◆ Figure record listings

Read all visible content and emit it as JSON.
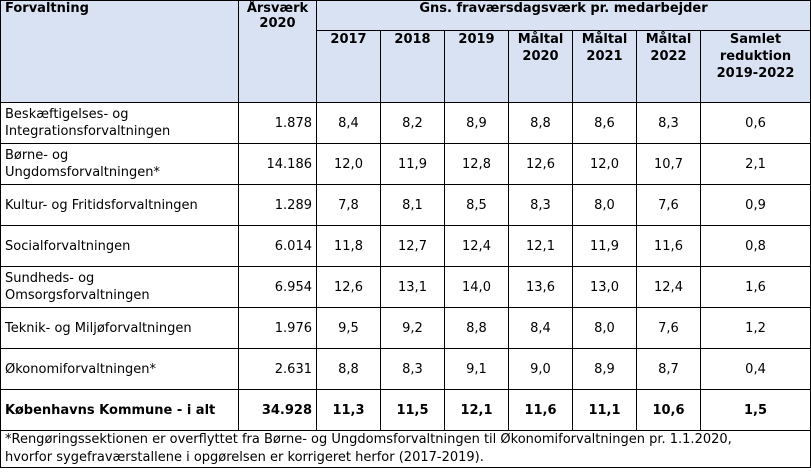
{
  "headers": {
    "forvaltning": "Forvaltning",
    "aarsvaerk": [
      "Årsværk",
      "2020"
    ],
    "group": "Gns. fraværsdagsværk pr. medarbejder",
    "years": [
      [
        "2017"
      ],
      [
        "2018"
      ],
      [
        "2019"
      ],
      [
        "Måltal",
        "2020"
      ],
      [
        "Måltal",
        "2021"
      ],
      [
        "Måltal",
        "2022"
      ],
      [
        "Samlet",
        "reduktion",
        "2019-2022"
      ]
    ]
  },
  "rows": [
    {
      "name": [
        "Beskæftigelses- og",
        "Integrationsforvaltningen"
      ],
      "aarsvaerk": "1.878",
      "values": [
        "8,4",
        "8,2",
        "8,9",
        "8,8",
        "8,6",
        "8,3",
        "0,6"
      ]
    },
    {
      "name": [
        "Børne- og",
        "Ungdomsforvaltningen*"
      ],
      "aarsvaerk": "14.186",
      "values": [
        "12,0",
        "11,9",
        "12,8",
        "12,6",
        "12,0",
        "10,7",
        "2,1"
      ]
    },
    {
      "name": [
        "Kultur- og Fritidsforvaltningen"
      ],
      "aarsvaerk": "1.289",
      "values": [
        "7,8",
        "8,1",
        "8,5",
        "8,3",
        "8,0",
        "7,6",
        "0,9"
      ]
    },
    {
      "name": [
        "Socialforvaltningen"
      ],
      "aarsvaerk": "6.014",
      "values": [
        "11,8",
        "12,7",
        "12,4",
        "12,1",
        "11,9",
        "11,6",
        "0,8"
      ]
    },
    {
      "name": [
        "Sundheds- og",
        "Omsorgsforvaltningen"
      ],
      "aarsvaerk": "6.954",
      "values": [
        "12,6",
        "13,1",
        "14,0",
        "13,6",
        "13,0",
        "12,4",
        "1,6"
      ]
    },
    {
      "name": [
        "Teknik- og Miljøforvaltningen"
      ],
      "aarsvaerk": "1.976",
      "values": [
        "9,5",
        "9,2",
        "8,8",
        "8,4",
        "8,0",
        "7,6",
        "1,2"
      ]
    },
    {
      "name": [
        "Økonomiforvaltningen*"
      ],
      "aarsvaerk": "2.631",
      "values": [
        "8,8",
        "8,3",
        "9,1",
        "9,0",
        "8,9",
        "8,7",
        "0,4"
      ]
    }
  ],
  "total": {
    "name": "Københavns Kommune - i alt",
    "aarsvaerk": "34.928",
    "values": [
      "11,3",
      "11,5",
      "12,1",
      "11,6",
      "11,1",
      "10,6",
      "1,5"
    ]
  },
  "footnote": [
    "*Rengøringssektionen er overflyttet fra Børne- og Ungdomsforvaltningen til Økonomiforvaltningen pr. 1.1.2020,",
    "hvorfor sygefraværstallene i opgørelsen er korrigeret herfor (2017-2019)."
  ]
}
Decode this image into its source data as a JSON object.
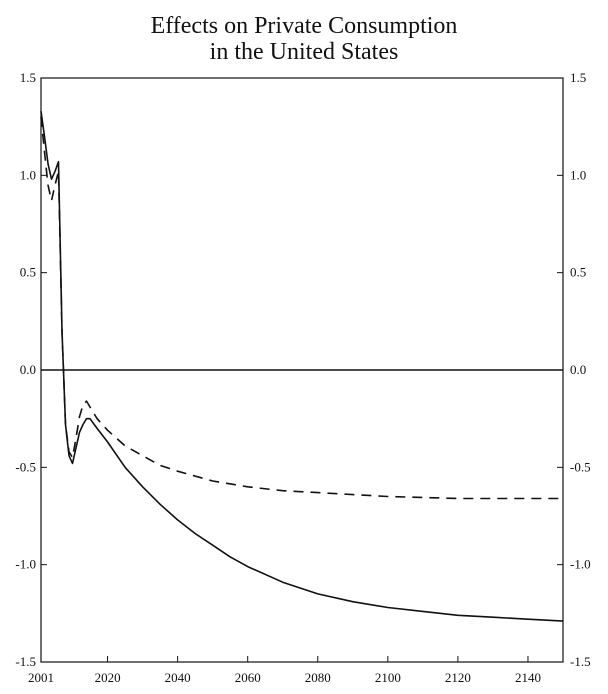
{
  "chart_data": {
    "type": "line",
    "title_lines": [
      "Effects on Private Consumption",
      "in the United States"
    ],
    "xlabel": "",
    "ylabel": "",
    "xlim": [
      2001,
      2150
    ],
    "ylim": [
      -1.5,
      1.5
    ],
    "x_ticks": [
      2001,
      2020,
      2040,
      2060,
      2080,
      2100,
      2120,
      2140
    ],
    "x_tick_labels": [
      "2001",
      "2020",
      "2040",
      "2060",
      "2080",
      "2100",
      "2120",
      "2140"
    ],
    "y_ticks": [
      -1.5,
      -1.0,
      -0.5,
      0.0,
      0.5,
      1.0,
      1.5
    ],
    "y_tick_labels_left": [
      "-1.5",
      "-1.0",
      "-0.5",
      "0.0",
      "0.5",
      "1.0",
      "1.5"
    ],
    "y_tick_labels_right": [
      "-1.5",
      "-1.0",
      "-0.5",
      "0.0",
      "0.5",
      "1.0",
      "1.5"
    ],
    "grid": false,
    "legend": "none",
    "series": [
      {
        "style": "solid",
        "color": "#111111",
        "points": [
          [
            2001,
            1.33
          ],
          [
            2002,
            1.2
          ],
          [
            2003,
            1.06
          ],
          [
            2004,
            0.98
          ],
          [
            2005,
            1.02
          ],
          [
            2006,
            1.07
          ],
          [
            2007,
            0.2
          ],
          [
            2008,
            -0.28
          ],
          [
            2009,
            -0.44
          ],
          [
            2010,
            -0.48
          ],
          [
            2011,
            -0.4
          ],
          [
            2012,
            -0.32
          ],
          [
            2013,
            -0.28
          ],
          [
            2014,
            -0.25
          ],
          [
            2015,
            -0.25
          ],
          [
            2017,
            -0.3
          ],
          [
            2020,
            -0.37
          ],
          [
            2025,
            -0.5
          ],
          [
            2030,
            -0.6
          ],
          [
            2035,
            -0.69
          ],
          [
            2040,
            -0.77
          ],
          [
            2045,
            -0.84
          ],
          [
            2050,
            -0.9
          ],
          [
            2055,
            -0.96
          ],
          [
            2060,
            -1.01
          ],
          [
            2070,
            -1.09
          ],
          [
            2080,
            -1.15
          ],
          [
            2090,
            -1.19
          ],
          [
            2100,
            -1.22
          ],
          [
            2110,
            -1.24
          ],
          [
            2120,
            -1.26
          ],
          [
            2130,
            -1.27
          ],
          [
            2140,
            -1.28
          ],
          [
            2150,
            -1.29
          ]
        ]
      },
      {
        "style": "dashed",
        "color": "#111111",
        "points": [
          [
            2001,
            1.3
          ],
          [
            2002,
            1.12
          ],
          [
            2003,
            0.95
          ],
          [
            2004,
            0.87
          ],
          [
            2005,
            0.95
          ],
          [
            2006,
            1.02
          ],
          [
            2007,
            0.2
          ],
          [
            2008,
            -0.28
          ],
          [
            2009,
            -0.42
          ],
          [
            2010,
            -0.45
          ],
          [
            2011,
            -0.35
          ],
          [
            2012,
            -0.24
          ],
          [
            2013,
            -0.18
          ],
          [
            2014,
            -0.16
          ],
          [
            2015,
            -0.19
          ],
          [
            2017,
            -0.25
          ],
          [
            2020,
            -0.31
          ],
          [
            2025,
            -0.39
          ],
          [
            2030,
            -0.44
          ],
          [
            2035,
            -0.49
          ],
          [
            2040,
            -0.52
          ],
          [
            2050,
            -0.57
          ],
          [
            2060,
            -0.6
          ],
          [
            2070,
            -0.62
          ],
          [
            2080,
            -0.63
          ],
          [
            2090,
            -0.64
          ],
          [
            2100,
            -0.65
          ],
          [
            2120,
            -0.66
          ],
          [
            2140,
            -0.66
          ],
          [
            2150,
            -0.66
          ]
        ]
      },
      {
        "style": "solid",
        "color": "#111111",
        "points": [
          [
            2001,
            0.0
          ],
          [
            2150,
            0.0
          ]
        ]
      }
    ]
  }
}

◆ Given task
State the number of lines in the records that contain the string "Økonomiforvaltningen", and nothing more.

◆ The answer
2